• What to produce: Copy out every line of the data exactly.

• Records provided:

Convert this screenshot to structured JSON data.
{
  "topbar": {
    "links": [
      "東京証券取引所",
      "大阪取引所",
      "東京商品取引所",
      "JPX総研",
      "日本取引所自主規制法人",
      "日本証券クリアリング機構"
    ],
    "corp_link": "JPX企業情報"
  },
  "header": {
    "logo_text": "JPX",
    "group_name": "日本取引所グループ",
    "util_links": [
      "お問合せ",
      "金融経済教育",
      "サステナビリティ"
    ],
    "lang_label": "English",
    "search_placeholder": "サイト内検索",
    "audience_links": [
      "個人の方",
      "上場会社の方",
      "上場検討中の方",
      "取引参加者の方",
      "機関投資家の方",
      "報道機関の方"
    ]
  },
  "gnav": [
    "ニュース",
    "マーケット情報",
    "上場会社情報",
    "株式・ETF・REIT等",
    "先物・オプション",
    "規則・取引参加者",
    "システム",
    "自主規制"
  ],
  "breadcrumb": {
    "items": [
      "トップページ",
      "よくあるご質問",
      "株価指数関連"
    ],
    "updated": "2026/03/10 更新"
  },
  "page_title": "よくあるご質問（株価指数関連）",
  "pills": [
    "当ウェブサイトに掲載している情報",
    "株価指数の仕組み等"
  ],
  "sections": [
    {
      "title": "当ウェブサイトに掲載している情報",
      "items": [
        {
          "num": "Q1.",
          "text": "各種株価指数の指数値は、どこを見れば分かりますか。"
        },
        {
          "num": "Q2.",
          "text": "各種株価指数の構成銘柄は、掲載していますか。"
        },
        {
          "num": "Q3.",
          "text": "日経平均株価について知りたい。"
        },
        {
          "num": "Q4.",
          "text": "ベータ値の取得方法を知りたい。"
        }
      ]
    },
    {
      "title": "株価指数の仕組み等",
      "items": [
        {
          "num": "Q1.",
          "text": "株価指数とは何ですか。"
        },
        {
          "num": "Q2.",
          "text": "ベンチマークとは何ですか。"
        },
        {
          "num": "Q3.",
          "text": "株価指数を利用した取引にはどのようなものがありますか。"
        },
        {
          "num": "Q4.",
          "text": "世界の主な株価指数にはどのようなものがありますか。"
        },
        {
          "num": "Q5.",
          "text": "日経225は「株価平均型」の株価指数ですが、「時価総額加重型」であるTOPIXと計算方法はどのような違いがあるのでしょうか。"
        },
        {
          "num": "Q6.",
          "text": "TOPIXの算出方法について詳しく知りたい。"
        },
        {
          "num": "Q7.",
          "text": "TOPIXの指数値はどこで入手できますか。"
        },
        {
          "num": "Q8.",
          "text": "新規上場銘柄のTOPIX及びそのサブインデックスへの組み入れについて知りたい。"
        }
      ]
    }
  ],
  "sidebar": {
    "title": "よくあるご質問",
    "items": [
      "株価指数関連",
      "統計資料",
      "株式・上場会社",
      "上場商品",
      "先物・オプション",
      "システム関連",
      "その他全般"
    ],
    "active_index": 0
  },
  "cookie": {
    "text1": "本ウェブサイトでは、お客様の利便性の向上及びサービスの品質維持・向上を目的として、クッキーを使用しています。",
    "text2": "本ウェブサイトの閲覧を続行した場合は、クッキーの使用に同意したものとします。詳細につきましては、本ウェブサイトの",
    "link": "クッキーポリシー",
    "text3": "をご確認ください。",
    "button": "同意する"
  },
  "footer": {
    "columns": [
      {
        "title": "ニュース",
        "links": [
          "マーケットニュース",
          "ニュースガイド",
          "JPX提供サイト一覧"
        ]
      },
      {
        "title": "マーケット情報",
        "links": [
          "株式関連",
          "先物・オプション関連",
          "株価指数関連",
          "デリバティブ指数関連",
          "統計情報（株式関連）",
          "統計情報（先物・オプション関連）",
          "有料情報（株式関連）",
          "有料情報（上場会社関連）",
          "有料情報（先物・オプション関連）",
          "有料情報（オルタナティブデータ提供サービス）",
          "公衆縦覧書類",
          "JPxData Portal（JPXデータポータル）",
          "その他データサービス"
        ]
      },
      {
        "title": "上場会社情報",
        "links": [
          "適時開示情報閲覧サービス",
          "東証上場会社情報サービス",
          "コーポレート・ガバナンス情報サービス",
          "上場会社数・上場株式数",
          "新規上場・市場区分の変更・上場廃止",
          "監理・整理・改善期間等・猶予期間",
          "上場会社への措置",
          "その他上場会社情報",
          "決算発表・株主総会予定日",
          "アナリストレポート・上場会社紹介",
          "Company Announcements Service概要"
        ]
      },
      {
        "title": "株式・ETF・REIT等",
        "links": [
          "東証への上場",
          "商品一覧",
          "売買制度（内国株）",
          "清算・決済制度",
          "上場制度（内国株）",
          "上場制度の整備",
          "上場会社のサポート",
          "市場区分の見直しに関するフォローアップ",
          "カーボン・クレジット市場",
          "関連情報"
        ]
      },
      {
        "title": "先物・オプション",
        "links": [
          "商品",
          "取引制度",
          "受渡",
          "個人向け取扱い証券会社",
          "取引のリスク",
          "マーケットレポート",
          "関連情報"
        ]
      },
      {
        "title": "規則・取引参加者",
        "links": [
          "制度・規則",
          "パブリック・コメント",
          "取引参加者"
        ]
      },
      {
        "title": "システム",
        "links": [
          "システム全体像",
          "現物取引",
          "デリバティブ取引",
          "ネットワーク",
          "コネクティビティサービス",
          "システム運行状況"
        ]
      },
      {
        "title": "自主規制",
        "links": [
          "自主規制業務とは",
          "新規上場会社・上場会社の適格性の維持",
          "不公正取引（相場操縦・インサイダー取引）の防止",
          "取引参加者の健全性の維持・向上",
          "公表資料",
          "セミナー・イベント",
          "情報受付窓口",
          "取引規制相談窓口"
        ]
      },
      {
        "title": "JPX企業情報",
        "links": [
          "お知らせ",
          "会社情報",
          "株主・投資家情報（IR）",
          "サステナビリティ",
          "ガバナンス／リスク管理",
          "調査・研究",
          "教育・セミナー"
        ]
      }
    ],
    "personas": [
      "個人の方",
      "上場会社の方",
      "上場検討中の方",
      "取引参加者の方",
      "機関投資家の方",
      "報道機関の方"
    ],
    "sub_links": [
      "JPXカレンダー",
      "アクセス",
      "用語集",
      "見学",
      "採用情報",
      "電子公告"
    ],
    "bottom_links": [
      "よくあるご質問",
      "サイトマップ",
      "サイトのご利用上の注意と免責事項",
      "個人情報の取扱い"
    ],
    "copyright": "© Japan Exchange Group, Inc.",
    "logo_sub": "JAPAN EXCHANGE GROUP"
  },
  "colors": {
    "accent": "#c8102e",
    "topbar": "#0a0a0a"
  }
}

• Full solution:
Convert this screenshot to structured JSON data.
{
  "topbar": {
    "links": [
      "東京証券取引所",
      "大阪取引所",
      "東京商品取引所",
      "JPX総研",
      "日本取引所自主規制法人",
      "日本証券クリアリング機構"
    ],
    "corp_link": "JPX企業情報"
  },
  "header": {
    "logo_text": "JPX",
    "group_name": "日本取引所グループ",
    "util_links": [
      "お問合せ",
      "金融経済教育",
      "サステナビリティ"
    ],
    "lang_label": "English",
    "search_placeholder": "サイト内検索",
    "audience_links": [
      "個人の方",
      "上場会社の方",
      "上場検討中の方",
      "取引参加者の方",
      "機関投資家の方",
      "報道機関の方"
    ]
  },
  "gnav": [
    "ニュース",
    "マーケット情報",
    "上場会社情報",
    "株式・ETF・REIT等",
    "先物・オプション",
    "規則・取引参加者",
    "システム",
    "自主規制"
  ],
  "breadcrumb": {
    "items": [
      "トップページ",
      "よくあるご質問",
      "株価指数関連"
    ],
    "updated": "2026/03/10 更新"
  },
  "page_title": "よくあるご質問（株価指数関連）",
  "pills": [
    "当ウェブサイトに掲載している情報",
    "株価指数の仕組み等"
  ],
  "sections": [
    {
      "title": "当ウェブサイトに掲載している情報",
      "items": [
        {
          "num": "Q1.",
          "text": "各種株価指数の指数値は、どこを見れば分かりますか。"
        },
        {
          "num": "Q2.",
          "text": "各種株価指数の構成銘柄は、掲載していますか。"
        },
        {
          "num": "Q3.",
          "text": "日経平均株価について知りたい。"
        },
        {
          "num": "Q4.",
          "text": "ベータ値の取得方法を知りたい。"
        }
      ]
    },
    {
      "title": "株価指数の仕組み等",
      "items": [
        {
          "num": "Q1.",
          "text": "株価指数とは何ですか。"
        },
        {
          "num": "Q2.",
          "text": "ベンチマークとは何ですか。"
        },
        {
          "num": "Q3.",
          "text": "株価指数を利用した取引にはどのようなものがありますか。"
        },
        {
          "num": "Q4.",
          "text": "世界の主な株価指数にはどのようなものがありますか。"
        },
        {
          "num": "Q5.",
          "text": "日経225は「株価平均型」の株価指数ですが、「時価総額加重型」であるTOPIXと計算方法はどのような違いがあるのでしょうか。"
        },
        {
          "num": "Q6.",
          "text": "TOPIXの算出方法について詳しく知りたい。"
        },
        {
          "num": "Q7.",
          "text": "TOPIXの指数値はどこで入手できますか。"
        },
        {
          "num": "Q8.",
          "text": "新規上場銘柄のTOPIX及びそのサブインデックスへの組み入れについて知りたい。"
        }
      ]
    }
  ],
  "sidebar": {
    "title": "よくあるご質問",
    "items": [
      "株価指数関連",
      "統計資料",
      "株式・上場会社",
      "上場商品",
      "先物・オプション",
      "システム関連",
      "その他全般"
    ],
    "active_index": 0
  },
  "cookie": {
    "text1": "本ウェブサイトでは、お客様の利便性の向上及びサービスの品質維持・向上を目的として、クッキーを使用しています。",
    "text2": "本ウェブサイトの閲覧を続行した場合は、クッキーの使用に同意したものとします。詳細につきましては、本ウェブサイトの",
    "link": "クッキーポリシー",
    "text3": "をご確認ください。",
    "button": "同意する"
  },
  "footer": {
    "columns": [
      {
        "title": "ニュース",
        "links": [
          "マーケットニュース",
          "ニュースガイド",
          "JPX提供サイト一覧"
        ]
      },
      {
        "title": "マーケット情報",
        "links": [
          "株式関連",
          "先物・オプション関連",
          "株価指数関連",
          "デリバティブ指数関連",
          "統計情報（株式関連）",
          "統計情報（先物・オプション関連）",
          "有料情報（株式関連）",
          "有料情報（上場会社関連）",
          "有料情報（先物・オプション関連）",
          "有料情報（オルタナティブデータ提供サービス）",
          "公衆縦覧書類",
          "JPxData Portal（JPXデータポータル）",
          "その他データサービス"
        ]
      },
      {
        "title": "上場会社情報",
        "links": [
          "適時開示情報閲覧サービス",
          "東証上場会社情報サービス",
          "コーポレート・ガバナンス情報サービス",
          "上場会社数・上場株式数",
          "新規上場・市場区分の変更・上場廃止",
          "監理・整理・改善期間等・猶予期間",
          "上場会社への措置",
          "その他上場会社情報",
          "決算発表・株主総会予定日",
          "アナリストレポート・上場会社紹介",
          "Company Announcements Service概要"
        ]
      },
      {
        "title": "株式・ETF・REIT等",
        "links": [
          "東証への上場",
          "商品一覧",
          "売買制度（内国株）",
          "清算・決済制度",
          "上場制度（内国株）",
          "上場制度の整備",
          "上場会社のサポート",
          "市場区分の見直しに関するフォローアップ",
          "カーボン・クレジット市場",
          "関連情報"
        ]
      },
      {
        "title": "先物・オプション",
        "links": [
          "商品",
          "取引制度",
          "受渡",
          "個人向け取扱い証券会社",
          "取引のリスク",
          "マーケットレポート",
          "関連情報"
        ]
      },
      {
        "title": "規則・取引参加者",
        "links": [
          "制度・規則",
          "パブリック・コメント",
          "取引参加者"
        ]
      },
      {
        "title": "システム",
        "links": [
          "システム全体像",
          "現物取引",
          "デリバティブ取引",
          "ネットワーク",
          "コネクティビティサービス",
          "システム運行状況"
        ]
      },
      {
        "title": "自主規制",
        "links": [
          "自主規制業務とは",
          "新規上場会社・上場会社の適格性の維持",
          "不公正取引（相場操縦・インサイダー取引）の防止",
          "取引参加者の健全性の維持・向上",
          "公表資料",
          "セミナー・イベント",
          "情報受付窓口",
          "取引規制相談窓口"
        ]
      },
      {
        "title": "JPX企業情報",
        "links": [
          "お知らせ",
          "会社情報",
          "株主・投資家情報（IR）",
          "サステナビリティ",
          "ガバナンス／リスク管理",
          "調査・研究",
          "教育・セミナー"
        ]
      }
    ],
    "personas": [
      "個人の方",
      "上場会社の方",
      "上場検討中の方",
      "取引参加者の方",
      "機関投資家の方",
      "報道機関の方"
    ],
    "sub_links": [
      "JPXカレンダー",
      "アクセス",
      "用語集",
      "見学",
      "採用情報",
      "電子公告"
    ],
    "bottom_links": [
      "よくあるご質問",
      "サイトマップ",
      "サイトのご利用上の注意と免責事項",
      "個人情報の取扱い"
    ],
    "copyright": "© Japan Exchange Group, Inc.",
    "logo_sub": "JAPAN EXCHANGE GROUP"
  },
  "colors": {
    "accent": "#c8102e",
    "topbar": "#0a0a0a"
  }
}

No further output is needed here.